**Given passage:**
>> start

By Hassan Zaggi
The International Conference on Population and Development (ICPD+25) held in Nairobi-Kenya, between November 12-14, has come and gone.
However, its resolutions and reactions that followed will continue to be subject of discussion by stakeholders for a long time to come.
The first ICPD was held on 5–13 September 1994, in Cairo, Egypt.
The Nairobi Summit was co-convened by the governments of Kenya and Denmark with United Nations Population Fund (UNFPA).
The summit generated over 1,200 commitments from around the world, including billions of dollars in pledges from public and private sector partners.
It also raised the voices of marginalized communities, youth and grassroots advocates, who were able to directly engage heads of state and policymakers about how to realize the rights and health of all people.
It would be recalled that 25 five years ago, at the ICPD,
the world agreed that sexual and reproductive health is a human right, that no mother should die while giving life, and that gender-based violence and discrimination have no place in the modern world.
Painfully, however, the progress has been unacceptably slow, and the burdens of death and violence are unfortunately borne by the most marginalized in societies across the world.
The Nairobi Summit on ICPD25 aimed to galvanize partnerships and spur political and financial commitments to urgently complete the unfinished business of the landmark ICPD Programme of Action and to achieve the Sustainable Development Goals (SDGs) by 2030.
The Summit commenced with the release of new research showing the price tag to achieve “three transformative results” -zero maternal deaths, zero unmet needs for family planning, and zero gender-based violence and harmful practices — within the next 10 years.
The total cost to the world was put at $264 billion, according to the analysis by UNFPA and the Johns Hopkins University, in collaboration with Victoria University, the University of Washington and Avenir Health.
Many Civil Society Organisations (CSOs), Non Governmental Organisations (NGOs) including the International Society of Media in Public Health (ISMPH) and other stakeholders in the health sector from Nigeria also attended the summit.
The Federal Government of Nigeria’s delegation led by the Minister of Health, Dr. Osagie Ehanire, was also there.
Speaking at the Summit, the Dr. Ehanire reiterated the commitment of the federal government to the fulfilment of the promises of the ICPD to improve the lives of girls and women across the world including Nigeria by year 2030.
While making the commitment on behalf of the Federal Government, the Minister said: “Nigeria is committed to the fulfilment of the promises of the ICPD to improve the lives of girls and women across the world which will facilitate the achievement of 2030 agenda and SDGs.
“Nigeria is committed to ensure a compulsory girl child education up to the age of 18.
“Nigeria uses this opportunity to commend all stakeholders and partners who supported us in the past to improve the health and rights of women and adolescent and protect the lives of girls in particular.
“Nigeria looks forward to develop partnerships, welcoming more allies and working with stakeholders who share common interest with us.”
However, despite the lofty ambition of the ICPD25, it is not without the usual condemnation and criticisms.

>> end

**Aim 1:**
According to the article on the Nairobi Summit, which two governments co-convened the summit with the United Nations Population Fund?
The listing comes from a source unrelated to the article on the Nairobi Summit.

**Extracted data:**

>> start

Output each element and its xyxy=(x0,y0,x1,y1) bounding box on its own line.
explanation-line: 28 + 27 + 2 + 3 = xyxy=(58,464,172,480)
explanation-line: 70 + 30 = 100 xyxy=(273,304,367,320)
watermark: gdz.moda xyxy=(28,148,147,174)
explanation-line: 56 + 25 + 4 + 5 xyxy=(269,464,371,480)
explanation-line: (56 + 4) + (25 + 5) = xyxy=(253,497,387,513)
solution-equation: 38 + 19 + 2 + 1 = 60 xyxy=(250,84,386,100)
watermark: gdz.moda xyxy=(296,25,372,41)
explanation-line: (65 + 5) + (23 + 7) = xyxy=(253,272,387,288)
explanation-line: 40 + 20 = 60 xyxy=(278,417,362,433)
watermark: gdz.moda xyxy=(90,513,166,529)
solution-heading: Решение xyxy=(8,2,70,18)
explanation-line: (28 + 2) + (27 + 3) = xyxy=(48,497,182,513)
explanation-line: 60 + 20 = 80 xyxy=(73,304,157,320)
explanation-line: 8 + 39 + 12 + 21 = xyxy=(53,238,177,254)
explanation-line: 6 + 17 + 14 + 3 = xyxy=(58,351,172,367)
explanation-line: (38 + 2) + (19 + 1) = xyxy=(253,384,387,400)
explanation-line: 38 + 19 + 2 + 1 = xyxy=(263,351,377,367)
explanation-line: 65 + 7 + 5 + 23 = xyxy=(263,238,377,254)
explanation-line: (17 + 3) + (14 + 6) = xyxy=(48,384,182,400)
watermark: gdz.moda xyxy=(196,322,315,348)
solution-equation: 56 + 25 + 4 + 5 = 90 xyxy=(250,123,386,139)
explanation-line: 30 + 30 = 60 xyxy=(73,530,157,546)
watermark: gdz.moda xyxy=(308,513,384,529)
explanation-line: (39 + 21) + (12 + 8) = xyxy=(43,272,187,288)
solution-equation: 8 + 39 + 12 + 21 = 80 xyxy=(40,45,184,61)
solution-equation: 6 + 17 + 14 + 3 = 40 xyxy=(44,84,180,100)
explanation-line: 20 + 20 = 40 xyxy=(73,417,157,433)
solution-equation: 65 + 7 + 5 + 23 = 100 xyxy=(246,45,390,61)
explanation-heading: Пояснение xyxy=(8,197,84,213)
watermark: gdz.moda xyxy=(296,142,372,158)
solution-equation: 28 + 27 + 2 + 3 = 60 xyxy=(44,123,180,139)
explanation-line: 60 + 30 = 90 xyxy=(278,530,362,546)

>> end

**Aim 2:**
Retype, without any change, the stretch of the listing from its first line through the line containing "watermark: gdz.moda xyxy=(296,25,372,41)".

**Full solution 1:**
The governments of Kenya and Denmark.

**Full solution 2:**
Output each element and its xyxy=(x0,y0,x1,y1) bounding box on its own line.
explanation-line: 28 + 27 + 2 + 3 = xyxy=(58,464,172,480)
explanation-line: 70 + 30 = 100 xyxy=(273,304,367,320)
watermark: gdz.moda xyxy=(28,148,147,174)
explanation-line: 56 + 25 + 4 + 5 xyxy=(269,464,371,480)
explanation-line: (56 + 4) + (25 + 5) = xyxy=(253,497,387,513)
solution-equation: 38 + 19 + 2 + 1 = 60 xyxy=(250,84,386,100)
watermark: gdz.moda xyxy=(296,25,372,41)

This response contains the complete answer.